▶ _Aim of the task_
Each line that follows is to be retyped exactly.
-- BEGIN Rows --
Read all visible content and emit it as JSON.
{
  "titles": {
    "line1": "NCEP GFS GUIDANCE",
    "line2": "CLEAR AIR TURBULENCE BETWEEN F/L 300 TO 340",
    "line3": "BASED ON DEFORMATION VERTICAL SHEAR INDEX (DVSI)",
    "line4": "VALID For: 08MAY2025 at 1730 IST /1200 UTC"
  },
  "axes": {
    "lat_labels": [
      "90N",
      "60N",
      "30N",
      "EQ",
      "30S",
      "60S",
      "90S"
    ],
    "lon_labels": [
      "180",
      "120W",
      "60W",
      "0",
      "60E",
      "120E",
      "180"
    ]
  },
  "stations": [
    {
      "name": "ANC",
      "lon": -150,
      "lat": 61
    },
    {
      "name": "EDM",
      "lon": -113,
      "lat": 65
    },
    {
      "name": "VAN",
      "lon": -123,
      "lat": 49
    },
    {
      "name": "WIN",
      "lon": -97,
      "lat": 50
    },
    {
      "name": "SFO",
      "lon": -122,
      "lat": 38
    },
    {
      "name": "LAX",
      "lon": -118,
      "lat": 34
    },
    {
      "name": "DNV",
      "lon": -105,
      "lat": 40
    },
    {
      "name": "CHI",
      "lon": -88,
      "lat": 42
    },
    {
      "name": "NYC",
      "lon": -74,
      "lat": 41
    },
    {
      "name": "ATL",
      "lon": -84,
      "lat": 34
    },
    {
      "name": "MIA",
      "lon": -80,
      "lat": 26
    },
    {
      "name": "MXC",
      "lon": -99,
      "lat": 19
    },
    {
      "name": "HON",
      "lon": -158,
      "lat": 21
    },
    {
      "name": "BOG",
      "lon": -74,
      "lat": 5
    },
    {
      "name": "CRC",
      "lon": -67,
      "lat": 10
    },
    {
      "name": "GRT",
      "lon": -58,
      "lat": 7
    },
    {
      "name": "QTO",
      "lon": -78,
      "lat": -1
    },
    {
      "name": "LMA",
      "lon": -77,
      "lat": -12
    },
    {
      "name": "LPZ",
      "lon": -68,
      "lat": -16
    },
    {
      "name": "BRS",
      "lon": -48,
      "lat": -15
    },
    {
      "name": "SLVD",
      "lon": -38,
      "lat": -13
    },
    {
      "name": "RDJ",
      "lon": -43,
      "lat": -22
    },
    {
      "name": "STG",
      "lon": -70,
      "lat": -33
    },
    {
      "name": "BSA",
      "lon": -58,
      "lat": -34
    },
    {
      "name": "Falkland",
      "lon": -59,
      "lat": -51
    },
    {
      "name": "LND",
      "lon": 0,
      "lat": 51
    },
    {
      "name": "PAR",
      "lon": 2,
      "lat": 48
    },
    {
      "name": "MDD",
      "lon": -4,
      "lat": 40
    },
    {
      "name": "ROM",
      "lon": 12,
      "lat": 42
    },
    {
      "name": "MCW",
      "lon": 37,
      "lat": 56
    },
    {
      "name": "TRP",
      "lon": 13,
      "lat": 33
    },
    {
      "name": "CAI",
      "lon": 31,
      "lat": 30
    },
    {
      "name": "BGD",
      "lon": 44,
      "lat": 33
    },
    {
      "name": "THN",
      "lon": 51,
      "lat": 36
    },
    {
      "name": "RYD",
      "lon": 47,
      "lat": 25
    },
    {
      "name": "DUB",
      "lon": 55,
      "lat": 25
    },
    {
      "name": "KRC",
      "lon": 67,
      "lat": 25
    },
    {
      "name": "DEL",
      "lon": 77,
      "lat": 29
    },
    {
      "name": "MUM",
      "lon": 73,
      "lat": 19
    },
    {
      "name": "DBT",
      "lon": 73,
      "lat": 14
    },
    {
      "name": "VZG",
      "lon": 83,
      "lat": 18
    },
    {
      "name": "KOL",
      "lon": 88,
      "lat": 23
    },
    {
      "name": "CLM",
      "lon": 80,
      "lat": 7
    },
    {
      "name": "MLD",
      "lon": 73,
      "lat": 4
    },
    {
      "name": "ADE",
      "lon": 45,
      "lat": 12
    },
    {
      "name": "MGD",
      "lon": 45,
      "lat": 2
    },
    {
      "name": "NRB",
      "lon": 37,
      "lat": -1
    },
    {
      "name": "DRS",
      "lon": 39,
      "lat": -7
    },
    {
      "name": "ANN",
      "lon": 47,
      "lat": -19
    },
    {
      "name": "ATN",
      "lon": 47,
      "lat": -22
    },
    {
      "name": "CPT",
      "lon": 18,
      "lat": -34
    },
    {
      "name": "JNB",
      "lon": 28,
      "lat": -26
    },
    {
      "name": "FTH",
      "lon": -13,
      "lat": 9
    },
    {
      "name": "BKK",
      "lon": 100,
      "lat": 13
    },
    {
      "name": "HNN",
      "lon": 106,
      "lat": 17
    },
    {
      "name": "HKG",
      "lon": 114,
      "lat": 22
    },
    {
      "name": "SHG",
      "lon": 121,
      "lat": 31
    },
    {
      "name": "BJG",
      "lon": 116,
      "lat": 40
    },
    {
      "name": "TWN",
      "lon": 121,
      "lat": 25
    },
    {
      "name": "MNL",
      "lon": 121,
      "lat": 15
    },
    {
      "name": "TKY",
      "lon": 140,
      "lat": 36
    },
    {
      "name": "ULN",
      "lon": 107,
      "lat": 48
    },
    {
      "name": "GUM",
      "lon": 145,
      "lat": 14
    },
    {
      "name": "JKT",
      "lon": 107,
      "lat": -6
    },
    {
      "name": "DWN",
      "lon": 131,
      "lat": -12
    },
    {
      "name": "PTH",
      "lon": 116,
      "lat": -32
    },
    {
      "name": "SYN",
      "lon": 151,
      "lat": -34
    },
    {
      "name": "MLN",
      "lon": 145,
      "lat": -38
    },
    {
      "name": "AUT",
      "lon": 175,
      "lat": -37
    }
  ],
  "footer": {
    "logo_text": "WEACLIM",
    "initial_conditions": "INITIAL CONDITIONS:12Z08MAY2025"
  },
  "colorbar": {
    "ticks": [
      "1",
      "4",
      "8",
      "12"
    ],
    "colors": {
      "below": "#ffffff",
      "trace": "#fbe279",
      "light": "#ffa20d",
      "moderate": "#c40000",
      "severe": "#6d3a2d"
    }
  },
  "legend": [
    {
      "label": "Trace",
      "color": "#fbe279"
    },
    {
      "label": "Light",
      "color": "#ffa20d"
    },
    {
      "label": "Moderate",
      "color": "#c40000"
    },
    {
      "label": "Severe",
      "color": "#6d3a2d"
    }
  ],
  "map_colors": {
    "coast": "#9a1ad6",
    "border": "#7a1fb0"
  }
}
-- END Rows --
▶ _Solution below_
Read all visible content and emit it as JSON.
{
  "titles": {
    "line1": "NCEP GFS GUIDANCE",
    "line2": "CLEAR AIR TURBULENCE BETWEEN F/L 300 TO 340",
    "line3": "BASED ON DEFORMATION VERTICAL SHEAR INDEX (DVSI)",
    "line4": "VALID For: 08MAY2025 at 1730 IST /1200 UTC"
  },
  "axes": {
    "lat_labels": [
      "90N",
      "60N",
      "30N",
      "EQ",
      "30S",
      "60S",
      "90S"
    ],
    "lon_labels": [
      "180",
      "120W",
      "60W",
      "0",
      "60E",
      "120E",
      "180"
    ]
  },
  "stations": [
    {
      "name": "ANC",
      "lon": -150,
      "lat": 61
    },
    {
      "name": "EDM",
      "lon": -113,
      "lat": 65
    },
    {
      "name": "VAN",
      "lon": -123,
      "lat": 49
    },
    {
      "name": "WIN",
      "lon": -97,
      "lat": 50
    },
    {
      "name": "SFO",
      "lon": -122,
      "lat": 38
    },
    {
      "name": "LAX",
      "lon": -118,
      "lat": 34
    },
    {
      "name": "DNV",
      "lon": -105,
      "lat": 40
    },
    {
      "name": "CHI",
      "lon": -88,
      "lat": 42
    },
    {
      "name": "NYC",
      "lon": -74,
      "lat": 41
    },
    {
      "name": "ATL",
      "lon": -84,
      "lat": 34
    },
    {
      "name": "MIA",
      "lon": -80,
      "lat": 26
    },
    {
      "name": "MXC",
      "lon": -99,
      "lat": 19
    },
    {
      "name": "HON",
      "lon": -158,
      "lat": 21
    },
    {
      "name": "BOG",
      "lon": -74,
      "lat": 5
    },
    {
      "name": "CRC",
      "lon": -67,
      "lat": 10
    },
    {
      "name": "GRT",
      "lon": -58,
      "lat": 7
    },
    {
      "name": "QTO",
      "lon": -78,
      "lat": -1
    },
    {
      "name": "LMA",
      "lon": -77,
      "lat": -12
    },
    {
      "name": "LPZ",
      "lon": -68,
      "lat": -16
    },
    {
      "name": "BRS",
      "lon": -48,
      "lat": -15
    },
    {
      "name": "SLVD",
      "lon": -38,
      "lat": -13
    },
    {
      "name": "RDJ",
      "lon": -43,
      "lat": -22
    },
    {
      "name": "STG",
      "lon": -70,
      "lat": -33
    },
    {
      "name": "BSA",
      "lon": -58,
      "lat": -34
    },
    {
      "name": "Falkland",
      "lon": -59,
      "lat": -51
    },
    {
      "name": "LND",
      "lon": 0,
      "lat": 51
    },
    {
      "name": "PAR",
      "lon": 2,
      "lat": 48
    },
    {
      "name": "MDD",
      "lon": -4,
      "lat": 40
    },
    {
      "name": "ROM",
      "lon": 12,
      "lat": 42
    },
    {
      "name": "MCW",
      "lon": 37,
      "lat": 56
    },
    {
      "name": "TRP",
      "lon": 13,
      "lat": 33
    },
    {
      "name": "CAI",
      "lon": 31,
      "lat": 30
    },
    {
      "name": "BGD",
      "lon": 44,
      "lat": 33
    },
    {
      "name": "THN",
      "lon": 51,
      "lat": 36
    },
    {
      "name": "RYD",
      "lon": 47,
      "lat": 25
    },
    {
      "name": "DUB",
      "lon": 55,
      "lat": 25
    },
    {
      "name": "KRC",
      "lon": 67,
      "lat": 25
    },
    {
      "name": "DEL",
      "lon": 77,
      "lat": 29
    },
    {
      "name": "MUM",
      "lon": 73,
      "lat": 19
    },
    {
      "name": "DBT",
      "lon": 73,
      "lat": 14
    },
    {
      "name": "VZG",
      "lon": 83,
      "lat": 18
    },
    {
      "name": "KOL",
      "lon": 88,
      "lat": 23
    },
    {
      "name": "CLM",
      "lon": 80,
      "lat": 7
    },
    {
      "name": "MLD",
      "lon": 73,
      "lat": 4
    },
    {
      "name": "ADE",
      "lon": 45,
      "lat": 12
    },
    {
      "name": "MGD",
      "lon": 45,
      "lat": 2
    },
    {
      "name": "NRB",
      "lon": 37,
      "lat": -1
    },
    {
      "name": "DRS",
      "lon": 39,
      "lat": -7
    },
    {
      "name": "ANN",
      "lon": 47,
      "lat": -19
    },
    {
      "name": "ATN",
      "lon": 47,
      "lat": -22
    },
    {
      "name": "CPT",
      "lon": 18,
      "lat": -34
    },
    {
      "name": "JNB",
      "lon": 28,
      "lat": -26
    },
    {
      "name": "FTH",
      "lon": -13,
      "lat": 9
    },
    {
      "name": "BKK",
      "lon": 100,
      "lat": 13
    },
    {
      "name": "HNN",
      "lon": 106,
      "lat": 17
    },
    {
      "name": "HKG",
      "lon": 114,
      "lat": 22
    },
    {
      "name": "SHG",
      "lon": 121,
      "lat": 31
    },
    {
      "name": "BJG",
      "lon": 116,
      "lat": 40
    },
    {
      "name": "TWN",
      "lon": 121,
      "lat": 25
    },
    {
      "name": "MNL",
      "lon": 121,
      "lat": 15
    },
    {
      "name": "TKY",
      "lon": 140,
      "lat": 36
    },
    {
      "name": "ULN",
      "lon": 107,
      "lat": 48
    },
    {
      "name": "GUM",
      "lon": 145,
      "lat": 14
    },
    {
      "name": "JKT",
      "lon": 107,
      "lat": -6
    },
    {
      "name": "DWN",
      "lon": 131,
      "lat": -12
    },
    {
      "name": "PTH",
      "lon": 116,
      "lat": -32
    },
    {
      "name": "SYN",
      "lon": 151,
      "lat": -34
    },
    {
      "name": "MLN",
      "lon": 145,
      "lat": -38
    },
    {
      "name": "AUT",
      "lon": 175,
      "lat": -37
    }
  ],
  "footer": {
    "logo_text": "WEACLIM",
    "initial_conditions": "INITIAL CONDITIONS:12Z08MAY2025"
  },
  "colorbar": {
    "ticks": [
      "1",
      "4",
      "8",
      "12"
    ],
    "colors": {
      "below": "#ffffff",
      "trace": "#fbe279",
      "light": "#ffa20d",
      "moderate": "#c40000",
      "severe": "#6d3a2d"
    }
  },
  "legend": [
    {
      "label": "Trace",
      "color": "#fbe279"
    },
    {
      "label": "Light",
      "color": "#ffa20d"
    },
    {
      "label": "Moderate",
      "color": "#c40000"
    },
    {
      "label": "Severe",
      "color": "#6d3a2d"
    }
  ],
  "map_colors": {
    "coast": "#9a1ad6",
    "border": "#7a1fb0"
  }
}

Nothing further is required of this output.